Annotated region listings:
▼▼▼
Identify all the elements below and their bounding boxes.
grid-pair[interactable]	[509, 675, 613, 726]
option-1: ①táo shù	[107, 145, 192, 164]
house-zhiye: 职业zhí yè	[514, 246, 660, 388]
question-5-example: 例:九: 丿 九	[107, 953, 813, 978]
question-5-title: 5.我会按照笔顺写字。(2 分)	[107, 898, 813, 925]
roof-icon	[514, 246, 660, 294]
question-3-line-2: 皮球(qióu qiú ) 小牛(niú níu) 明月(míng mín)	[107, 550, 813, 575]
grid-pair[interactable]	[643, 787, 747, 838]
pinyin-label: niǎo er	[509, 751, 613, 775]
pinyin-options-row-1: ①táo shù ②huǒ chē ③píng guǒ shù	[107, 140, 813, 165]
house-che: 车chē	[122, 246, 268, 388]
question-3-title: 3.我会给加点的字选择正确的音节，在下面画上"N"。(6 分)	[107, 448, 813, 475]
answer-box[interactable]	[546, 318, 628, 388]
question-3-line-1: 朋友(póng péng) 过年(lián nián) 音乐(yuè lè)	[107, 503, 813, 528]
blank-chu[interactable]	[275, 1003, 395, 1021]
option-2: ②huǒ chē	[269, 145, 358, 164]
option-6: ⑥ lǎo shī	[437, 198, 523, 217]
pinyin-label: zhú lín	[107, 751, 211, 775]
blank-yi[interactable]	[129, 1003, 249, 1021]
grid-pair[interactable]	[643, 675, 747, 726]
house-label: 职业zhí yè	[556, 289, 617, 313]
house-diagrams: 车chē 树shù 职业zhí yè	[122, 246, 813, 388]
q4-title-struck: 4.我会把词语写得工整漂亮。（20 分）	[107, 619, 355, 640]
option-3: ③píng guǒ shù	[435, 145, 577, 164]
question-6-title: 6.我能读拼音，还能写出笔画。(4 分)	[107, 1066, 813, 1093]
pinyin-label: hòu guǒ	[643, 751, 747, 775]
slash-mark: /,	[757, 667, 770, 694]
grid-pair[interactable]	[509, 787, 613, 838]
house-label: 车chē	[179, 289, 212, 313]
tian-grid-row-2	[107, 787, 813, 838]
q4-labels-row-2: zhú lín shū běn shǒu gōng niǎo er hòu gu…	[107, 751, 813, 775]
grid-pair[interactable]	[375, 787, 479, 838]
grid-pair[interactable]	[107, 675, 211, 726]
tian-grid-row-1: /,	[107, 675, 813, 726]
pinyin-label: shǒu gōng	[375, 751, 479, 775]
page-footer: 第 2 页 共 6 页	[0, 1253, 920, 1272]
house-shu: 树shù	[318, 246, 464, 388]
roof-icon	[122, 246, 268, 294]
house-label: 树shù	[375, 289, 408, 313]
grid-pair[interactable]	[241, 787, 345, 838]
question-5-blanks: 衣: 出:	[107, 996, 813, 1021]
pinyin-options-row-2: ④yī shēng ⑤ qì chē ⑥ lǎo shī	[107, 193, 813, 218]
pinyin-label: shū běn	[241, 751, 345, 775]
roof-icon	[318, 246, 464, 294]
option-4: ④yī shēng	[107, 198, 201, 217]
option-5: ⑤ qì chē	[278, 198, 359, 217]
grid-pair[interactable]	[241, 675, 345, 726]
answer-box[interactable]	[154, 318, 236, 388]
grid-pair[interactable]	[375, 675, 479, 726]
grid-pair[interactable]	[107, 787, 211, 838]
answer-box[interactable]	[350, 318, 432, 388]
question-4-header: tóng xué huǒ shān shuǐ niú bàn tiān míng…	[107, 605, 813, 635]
▲▲▲
> WORK TO BE COMPLETED
Reproduce every line of the data above verbatim, from the first line through the last.

> COMPLETED TASK
Identify all the elements below and their bounding boxes.
grid-pair[interactable]	[509, 675, 613, 726]
option-1: ①táo shù	[107, 145, 192, 164]
house-zhiye: 职业zhí yè	[514, 246, 660, 388]
question-5-example: 例:九: 丿 九	[107, 953, 813, 978]
question-5-title: 5.我会按照笔顺写字。(2 分)	[107, 898, 813, 925]
roof-icon	[514, 246, 660, 294]
question-3-line-2: 皮球(qióu qiú ) 小牛(niú níu) 明月(míng mín)	[107, 550, 813, 575]
grid-pair[interactable]	[643, 787, 747, 838]
pinyin-label: niǎo er	[509, 751, 613, 775]
pinyin-options-row-1: ①táo shù ②huǒ chē ③píng guǒ shù	[107, 140, 813, 165]
house-che: 车chē	[122, 246, 268, 388]
question-3-title: 3.我会给加点的字选择正确的音节，在下面画上"N"。(6 分)	[107, 448, 813, 475]
answer-box[interactable]	[546, 318, 628, 388]
question-3-line-1: 朋友(póng péng) 过年(lián nián) 音乐(yuè lè)	[107, 503, 813, 528]
blank-chu[interactable]	[275, 1003, 395, 1021]
option-2: ②huǒ chē	[269, 145, 358, 164]
option-6: ⑥ lǎo shī	[437, 198, 523, 217]
pinyin-label: zhú lín	[107, 751, 211, 775]
blank-yi[interactable]	[129, 1003, 249, 1021]
grid-pair[interactable]	[643, 675, 747, 726]
house-label: 职业zhí yè	[556, 289, 617, 313]
house-diagrams: 车chē 树shù 职业zhí yè	[122, 246, 813, 388]
q4-title-struck: 4.我会把词语写得工整漂亮。（20 分）	[107, 619, 355, 640]
option-3: ③píng guǒ shù	[435, 145, 577, 164]
question-6-title: 6.我能读拼音，还能写出笔画。(4 分)	[107, 1066, 813, 1093]
pinyin-label: hòu guǒ	[643, 751, 747, 775]
slash-mark: /,	[757, 667, 770, 694]
grid-pair[interactable]	[509, 787, 613, 838]
house-label: 车chē	[179, 289, 212, 313]
tian-grid-row-2	[107, 787, 813, 838]
q4-labels-row-2: zhú lín shū běn shǒu gōng niǎo er hòu gu…	[107, 751, 813, 775]
grid-pair[interactable]	[375, 787, 479, 838]
grid-pair[interactable]	[107, 675, 211, 726]
tian-grid-row-1: /,	[107, 675, 813, 726]
pinyin-label: shǒu gōng	[375, 751, 479, 775]
page-footer: 第 2 页 共 6 页	[0, 1253, 920, 1272]
house-shu: 树shù	[318, 246, 464, 388]
roof-icon	[122, 246, 268, 294]
house-label: 树shù	[375, 289, 408, 313]
grid-pair[interactable]	[241, 787, 345, 838]
question-5-blanks: 衣: 出:	[107, 996, 813, 1021]
pinyin-options-row-2: ④yī shēng ⑤ qì chē ⑥ lǎo shī	[107, 193, 813, 218]
pinyin-label: shū běn	[241, 751, 345, 775]
roof-icon	[318, 246, 464, 294]
option-4: ④yī shēng	[107, 198, 201, 217]
option-5: ⑤ qì chē	[278, 198, 359, 217]
grid-pair[interactable]	[241, 675, 345, 726]
answer-box[interactable]	[154, 318, 236, 388]
grid-pair[interactable]	[375, 675, 479, 726]
grid-pair[interactable]	[107, 787, 211, 838]
answer-box[interactable]	[350, 318, 432, 388]
question-4-header: tóng xué huǒ shān shuǐ niú bàn tiān míng…	[107, 605, 813, 635]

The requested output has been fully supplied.